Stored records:
--- start ---

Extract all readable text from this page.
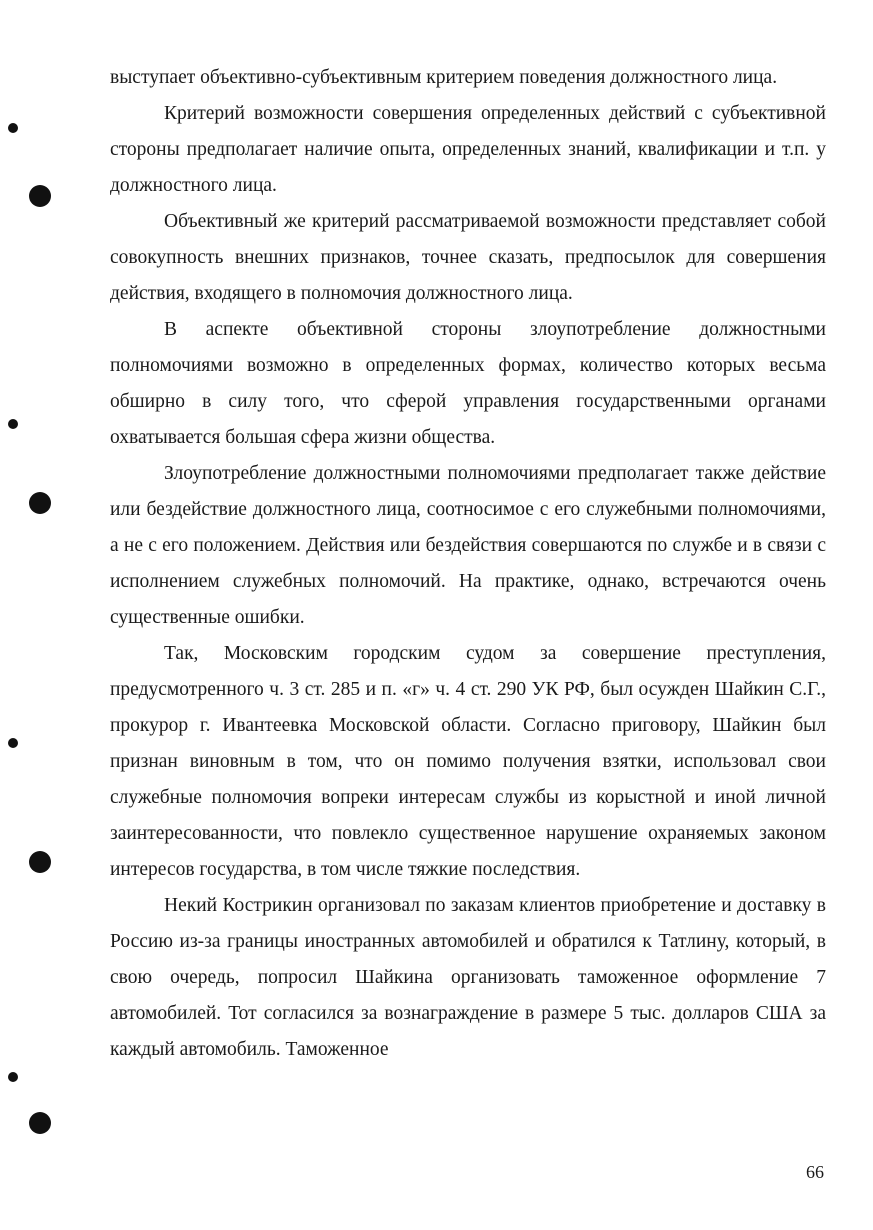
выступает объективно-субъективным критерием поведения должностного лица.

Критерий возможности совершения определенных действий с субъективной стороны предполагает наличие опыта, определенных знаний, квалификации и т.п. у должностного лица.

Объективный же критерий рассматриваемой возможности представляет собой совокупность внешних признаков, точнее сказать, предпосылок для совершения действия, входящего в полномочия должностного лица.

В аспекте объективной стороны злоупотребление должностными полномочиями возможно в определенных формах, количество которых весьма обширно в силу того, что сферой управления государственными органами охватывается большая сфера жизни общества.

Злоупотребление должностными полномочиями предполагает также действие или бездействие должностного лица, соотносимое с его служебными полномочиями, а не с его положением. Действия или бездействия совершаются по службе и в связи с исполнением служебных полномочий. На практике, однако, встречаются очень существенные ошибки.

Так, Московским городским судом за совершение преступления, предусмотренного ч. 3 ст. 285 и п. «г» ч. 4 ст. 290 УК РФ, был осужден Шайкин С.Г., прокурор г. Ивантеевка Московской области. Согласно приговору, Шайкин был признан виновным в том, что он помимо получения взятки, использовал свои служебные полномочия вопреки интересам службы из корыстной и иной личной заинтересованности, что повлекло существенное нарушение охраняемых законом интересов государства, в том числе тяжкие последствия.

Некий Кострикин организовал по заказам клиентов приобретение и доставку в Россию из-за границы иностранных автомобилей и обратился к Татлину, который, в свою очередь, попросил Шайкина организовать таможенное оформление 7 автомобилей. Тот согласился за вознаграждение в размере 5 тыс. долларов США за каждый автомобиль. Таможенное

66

--- end ---

WHAT TO DO: Which lines above contain "возможности"? Show each of them.

RESPONSE FOR THIS EXERCISE:
Критерий возможности совершения определенных действий с субъективной стороны предполагает наличие опыта, определенных знаний, квалификации и т.п. у должностного лица.
Объективный же критерий рассматриваемой возможности представляет собой совокупность внешних признаков, точнее сказать, предпосылок для совершения действия, входящего в полномочия должностного лица.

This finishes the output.